:: What the task asks ::
Make an exact copy of the entries below.

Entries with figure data
(begin)

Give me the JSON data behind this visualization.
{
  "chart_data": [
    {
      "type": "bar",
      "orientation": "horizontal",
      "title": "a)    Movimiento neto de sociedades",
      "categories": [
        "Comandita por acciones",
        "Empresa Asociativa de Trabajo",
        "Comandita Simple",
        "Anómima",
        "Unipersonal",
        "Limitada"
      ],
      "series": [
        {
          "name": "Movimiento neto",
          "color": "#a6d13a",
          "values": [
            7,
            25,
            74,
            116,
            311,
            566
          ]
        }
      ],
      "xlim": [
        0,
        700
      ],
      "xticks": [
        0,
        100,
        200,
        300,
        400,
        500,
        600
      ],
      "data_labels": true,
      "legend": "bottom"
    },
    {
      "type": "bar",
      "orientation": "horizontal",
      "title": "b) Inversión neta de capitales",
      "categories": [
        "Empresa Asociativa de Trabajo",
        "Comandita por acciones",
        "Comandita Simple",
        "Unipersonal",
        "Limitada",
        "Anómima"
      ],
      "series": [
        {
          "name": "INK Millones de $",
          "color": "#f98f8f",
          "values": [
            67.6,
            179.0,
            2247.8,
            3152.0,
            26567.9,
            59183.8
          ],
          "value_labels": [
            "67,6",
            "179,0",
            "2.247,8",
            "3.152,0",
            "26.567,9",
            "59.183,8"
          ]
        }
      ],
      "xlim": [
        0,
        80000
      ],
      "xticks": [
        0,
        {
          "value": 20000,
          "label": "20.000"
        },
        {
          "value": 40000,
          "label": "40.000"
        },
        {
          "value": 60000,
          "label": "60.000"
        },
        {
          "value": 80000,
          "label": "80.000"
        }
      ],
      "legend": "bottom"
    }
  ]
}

(end)

:: Task response ::
Give me the JSON data behind this visualization.
{
  "chart_data": [
    {
      "type": "bar",
      "orientation": "horizontal",
      "title": "a)    Movimiento neto de sociedades",
      "categories": [
        "Comandita por acciones",
        "Empresa Asociativa de Trabajo",
        "Comandita Simple",
        "Anómima",
        "Unipersonal",
        "Limitada"
      ],
      "series": [
        {
          "name": "Movimiento neto",
          "color": "#a6d13a",
          "values": [
            7,
            25,
            74,
            116,
            311,
            566
          ]
        }
      ],
      "xlim": [
        0,
        700
      ],
      "xticks": [
        0,
        100,
        200,
        300,
        400,
        500,
        600
      ],
      "data_labels": true,
      "legend": "bottom"
    },
    {
      "type": "bar",
      "orientation": "horizontal",
      "title": "b) Inversión neta de capitales",
      "categories": [
        "Empresa Asociativa de Trabajo",
        "Comandita por acciones",
        "Comandita Simple",
        "Unipersonal",
        "Limitada",
        "Anómima"
      ],
      "series": [
        {
          "name": "INK Millones de $",
          "color": "#f98f8f",
          "values": [
            67.6,
            179.0,
            2247.8,
            3152.0,
            26567.9,
            59183.8
          ],
          "value_labels": [
            "67,6",
            "179,0",
            "2.247,8",
            "3.152,0",
            "26.567,9",
            "59.183,8"
          ]
        }
      ],
      "xlim": [
        0,
        80000
      ],
      "xticks": [
        0,
        {
          "value": 20000,
          "label": "20.000"
        },
        {
          "value": 40000,
          "label": "40.000"
        },
        {
          "value": 60000,
          "label": "60.000"
        },
        {
          "value": 80000,
          "label": "80.000"
        }
      ],
      "legend": "bottom"
    }
  ]
}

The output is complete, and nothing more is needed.